Text segment>
____________________

By Barry Sterland and John Connor
On 1 July 2012 Australia’s first national carbon market commenced as the Gillard Government’s Carbon Pricing Mechanism came into effect. Since then, our carbon market has been a lightning rod for controversy. Aspects have been repealed, others advanced, and along the way it has always been subject to significant debate.
Ten years later, as we mark the anniversary of that first milestone, the carbon market is primed to emerge as a critical contributor to Australia meeting its net zero ambition. Importantly, this newly shaped market will provide options for businesses to meet both their stronger voluntary commitments and new, tightening regulatory requirements.
What’s positive is that this new phase of the carbon market is emerging in very different circumstances than those of ten years ago. There is consensus about the final destination – net zero. Within both business and the community, there is wide agreement around the need for more ambitious medium-term reductions. The new Government has already increased Australia’s international commitment for 2030 emission reduction.
Consumers, investors and business are now setting the pace in emissions reduction. That means regulatory settings can play a complementary role in boosting the significant market momentum, ensuring clear investment signals and an inclusive transition.

____________________

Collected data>
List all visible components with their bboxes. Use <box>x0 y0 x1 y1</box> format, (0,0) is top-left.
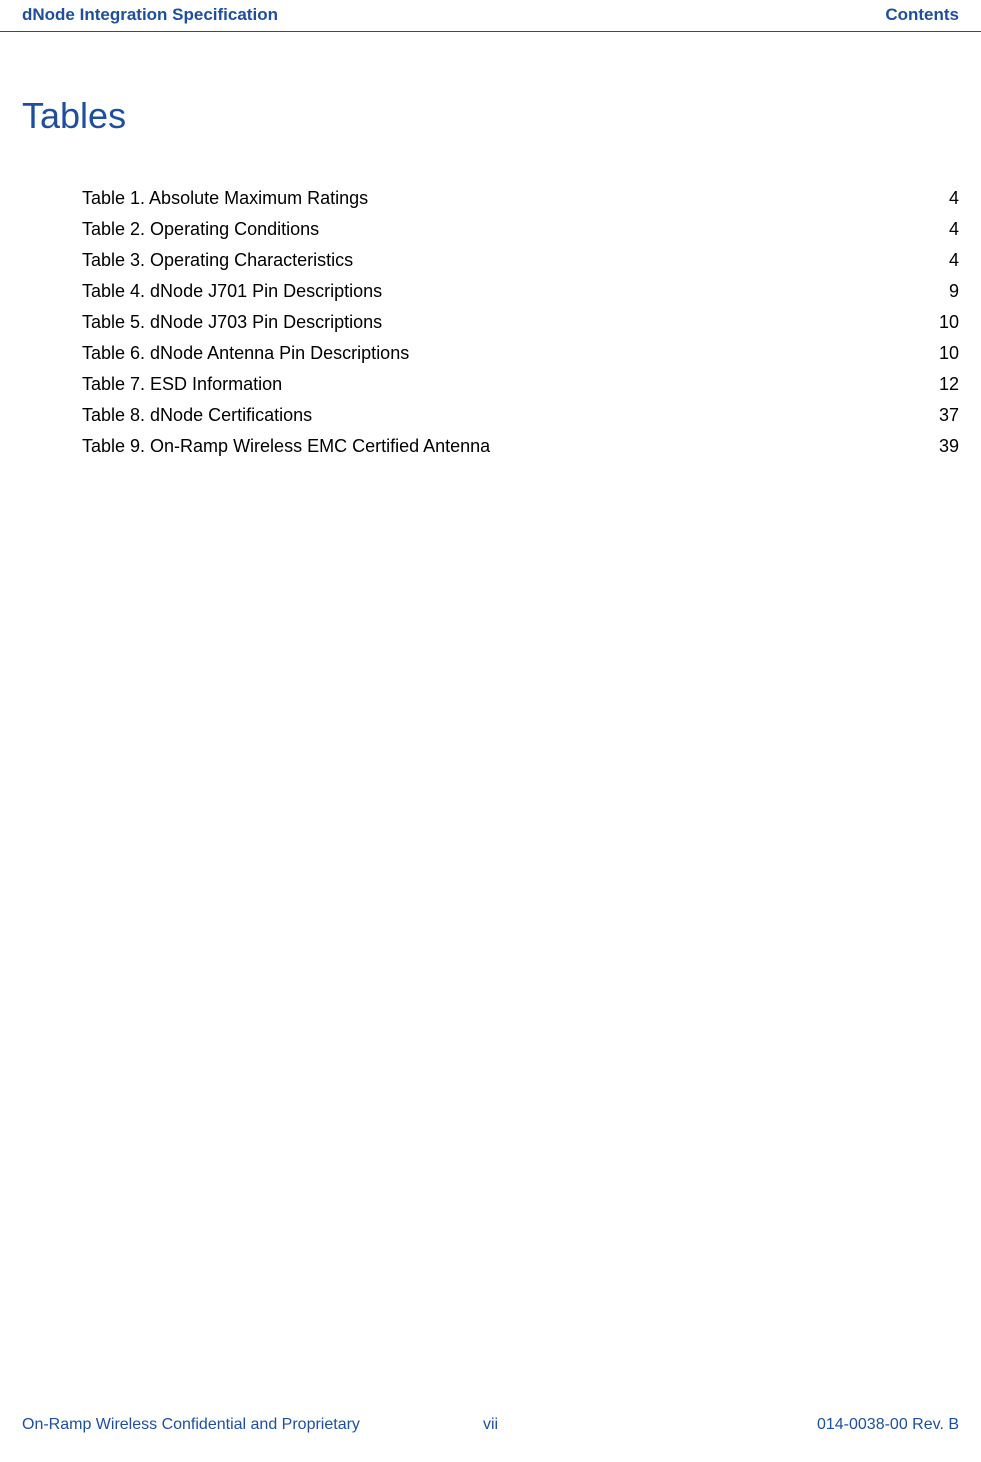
toc-entry[interactable]: Table 6. dNode Antenna Pin Descriptions … <box>82 344 959 362</box>
page-header: dNode Integration Specification Contents <box>0 0 981 32</box>
toc-page-number: 4 <box>949 220 959 238</box>
toc-entry[interactable]: Table 5. dNode J703 Pin Descriptions 10 <box>82 313 959 331</box>
toc-label: Table 9. On-Ramp Wireless EMC Certified … <box>82 437 490 455</box>
toc-page-number: 12 <box>939 375 959 393</box>
toc-entry[interactable]: Table 7. ESD Information 12 <box>82 375 959 393</box>
page-footer: On-Ramp Wireless Confidential and Propri… <box>22 1416 959 1434</box>
toc-entry[interactable]: Table 1. Absolute Maximum Ratings 4 <box>82 189 959 207</box>
footer-page-number: vii <box>483 1416 498 1434</box>
toc-label: Table 8. dNode Certifications <box>82 406 312 424</box>
toc-entry[interactable]: Table 3. Operating Characteristics 4 <box>82 251 959 269</box>
toc-label: Table 4. dNode J701 Pin Descriptions <box>82 282 382 300</box>
footer-right: 014-0038-00 Rev. B <box>817 1416 959 1434</box>
toc-page-number: 4 <box>949 189 959 207</box>
toc-page-number: 9 <box>949 282 959 300</box>
toc-label: Table 6. dNode Antenna Pin Descriptions <box>82 344 409 362</box>
toc-page-number: 39 <box>939 437 959 455</box>
footer-left: On-Ramp Wireless Confidential and Propri… <box>22 1416 360 1434</box>
document-page: dNode Integration Specification Contents… <box>0 0 981 1462</box>
toc-entry[interactable]: Table 8. dNode Certifications 37 <box>82 406 959 424</box>
toc-page-number: 37 <box>939 406 959 424</box>
header-title-right: Contents <box>885 5 959 25</box>
toc-label: Table 2. Operating Conditions <box>82 220 319 238</box>
header-title-left: dNode Integration Specification <box>22 5 278 25</box>
toc-label: Table 3. Operating Characteristics <box>82 251 353 269</box>
toc-page-number: 4 <box>949 251 959 269</box>
toc-page-number: 10 <box>939 344 959 362</box>
page-content: Tables Table 1. Absolute Maximum Ratings… <box>22 95 959 468</box>
toc-entry[interactable]: Table 9. On-Ramp Wireless EMC Certified … <box>82 437 959 455</box>
toc-page-number: 10 <box>939 313 959 331</box>
toc-entry[interactable]: Table 2. Operating Conditions 4 <box>82 220 959 238</box>
toc-label: Table 7. ESD Information <box>82 375 282 393</box>
toc-label: Table 5. dNode J703 Pin Descriptions <box>82 313 382 331</box>
toc-entry[interactable]: Table 4. dNode J701 Pin Descriptions 9 <box>82 282 959 300</box>
section-heading: Tables <box>22 95 959 137</box>
tables-toc-list: Table 1. Absolute Maximum Ratings 4 Tabl… <box>22 189 959 455</box>
toc-label: Table 1. Absolute Maximum Ratings <box>82 189 368 207</box>
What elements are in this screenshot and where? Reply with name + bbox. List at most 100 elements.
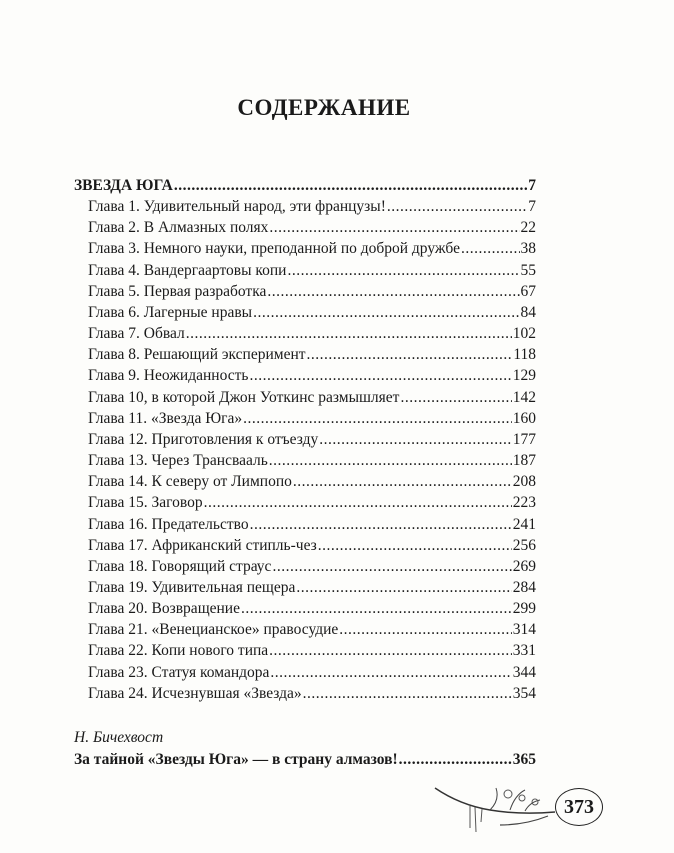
toc-chapter-entry: Глава 1. Удивительный народ, эти француз… [74,196,536,217]
dot-leader [269,217,519,238]
toc-section-entry: ЗВЕЗДА ЮГА 7 [74,175,536,196]
toc-chapter-entry: Глава 13. Через Трансвааль 187 [74,450,536,471]
toc-chapter-entry: Глава 20. Возвращение 299 [74,598,536,619]
dot-leader [461,238,520,259]
chapter-page: 67 [520,282,537,300]
page-title: СОДЕРЖАНИЕ [237,95,411,120]
toc-chapter-entry: Глава 23. Статуя командора 344 [74,662,536,683]
chapter-page: 314 [512,621,536,639]
chapter-page: 187 [512,452,536,470]
toc-chapter-entry: Глава 19. Удивительная пещера 284 [74,577,536,598]
dot-leader [243,408,512,429]
chapter-page: 118 [513,346,536,364]
chapter-title: Глава 18. Говорящий страус [88,557,272,575]
chapter-title: Глава 2. В Алмазных полях [88,219,269,237]
dot-leader [186,323,512,344]
dot-leader [249,365,511,386]
dot-leader [174,175,527,196]
branch-ornament-icon [434,787,556,833]
section-title: ЗВЕЗДА ЮГА [74,177,173,194]
dot-leader [307,344,513,365]
toc-afterword-entry: За тайной «Звезды Юга» — в страну алмазо… [74,749,536,770]
afterword-page: 365 [512,751,536,768]
toc-chapter-entry: Глава 9. Неожиданность 129 [74,365,536,386]
chapter-page: 256 [512,536,536,554]
afterword-title: За тайной «Звезды Юга» — в страну алмазо… [74,751,398,768]
chapter-title: Глава 8. Решающий эксперимент [88,346,306,364]
toc-chapter-entry: Глава 22. Копи нового типа 331 [74,640,536,661]
dot-leader [269,450,512,471]
dot-leader [339,619,511,640]
chapter-title: Глава 16. Предательство [88,515,249,533]
dot-leader [387,196,527,217]
toc-chapter-entry: Глава 21. «Венецианское» правосудие 314 [74,619,536,640]
chapter-title: Глава 23. Статуя командора [88,663,270,681]
chapter-page: 208 [512,473,536,491]
chapter-title: Глава 13. Через Трансвааль [88,452,268,470]
page-number: 373 [555,788,603,826]
dot-leader [204,492,512,513]
chapter-title: Глава 21. «Венецианское» правосудие [88,621,339,639]
chapter-title: Глава 19. Удивительная пещера [88,578,296,596]
chapter-page: 38 [520,240,537,258]
toc-chapter-entry: Глава 12. Приготовления к отъезду 177 [74,429,536,450]
toc-chapter-entry: Глава 16. Предательство 241 [74,514,536,535]
chapter-title: Глава 12. Приготовления к отъезду [88,430,319,448]
dot-leader [270,662,511,683]
chapter-title: Глава 3. Немного науки, преподанной по д… [88,240,460,258]
chapter-title: Глава 24. Исчезнувшая «Звезда» [88,684,302,702]
toc-chapter-entry: Глава 10, в которой Джон Уоткинс размышл… [74,387,536,408]
chapter-title: Глава 1. Удивительный народ, эти француз… [88,198,386,216]
chapter-title: Глава 9. Неожиданность [88,367,249,385]
table-of-contents: ЗВЕЗДА ЮГА 7 Глава 1. Удивительный народ… [74,175,536,704]
chapter-page: 22 [520,219,537,237]
chapter-page: 269 [512,557,536,575]
chapter-title: Глава 7. Обвал [88,325,185,343]
section-page: 7 [528,177,536,194]
chapter-page: 55 [520,261,537,279]
toc-chapter-entry: Глава 8. Решающий эксперимент 118 [74,344,536,365]
chapter-page: 7 [528,198,536,216]
chapter-title: Глава 14. К северу от Лимпопо [88,473,292,491]
toc-chapter-entry: Глава 24. Исчезнувшая «Звезда» 354 [74,683,536,704]
chapter-page: 142 [512,388,536,406]
dot-leader [250,514,512,535]
chapter-page: 344 [512,663,536,681]
chapter-title: Глава 17. Африканский стипль-чез [88,536,317,554]
dot-leader [267,281,519,302]
dot-leader [318,535,512,556]
chapter-title: Глава 4. Вандергаартовы копи [88,261,287,279]
chapter-page: 354 [512,684,536,702]
dot-leader [253,302,519,323]
chapter-page: 84 [520,303,537,321]
chapter-title: Глава 5. Первая разработка [88,282,267,300]
chapter-title: Глава 6. Лагерные нравы [88,303,253,321]
toc-chapter-entry: Глава 11. «Звезда Юга» 160 [74,408,536,429]
dot-leader [400,387,511,408]
toc-chapter-entry: Глава 4. Вандергаартовы копи 55 [74,260,536,281]
chapter-title: Глава 20. Возвращение [88,600,240,618]
chapter-title: Глава 22. Копи нового типа [88,642,269,660]
dot-leader [399,749,512,770]
dot-leader [241,598,512,619]
dot-leader [293,471,512,492]
toc-chapter-entry: Глава 5. Первая разработка 67 [74,281,536,302]
chapter-page: 299 [512,600,536,618]
toc-chapter-entry: Глава 15. Заговор 223 [74,492,536,513]
chapter-page: 177 [512,430,536,448]
dot-leader [287,260,519,281]
chapter-title: Глава 11. «Звезда Юга» [88,409,243,427]
chapter-title: Глава 15. Заговор [88,494,203,512]
dot-leader [319,429,512,450]
chapter-page: 129 [512,367,536,385]
afterword-author: Н. Бичехвост [74,729,164,746]
toc-chapter-entry: Глава 3. Немного науки, преподанной по д… [74,238,536,259]
toc-chapter-entry: Глава 18. Говорящий страус 269 [74,556,536,577]
chapter-page: 223 [512,494,536,512]
chapter-page: 102 [512,325,536,343]
toc-chapter-entry: Глава 17. Африканский стипль-чез 256 [74,535,536,556]
chapter-title: Глава 10, в которой Джон Уоткинс размышл… [88,388,400,406]
dot-leader [296,577,511,598]
chapter-page: 241 [512,515,536,533]
toc-chapter-entry: Глава 7. Обвал 102 [74,323,536,344]
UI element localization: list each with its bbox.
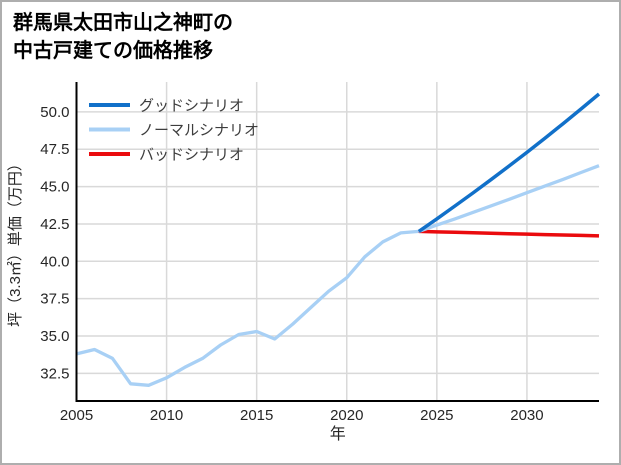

____________________

Set problem> According to the text on Australia's carbon market, on what date did the country's first national carbon market commence? These items have nothing to do with what is asked here.

Solution for this task> On 1 July 2012.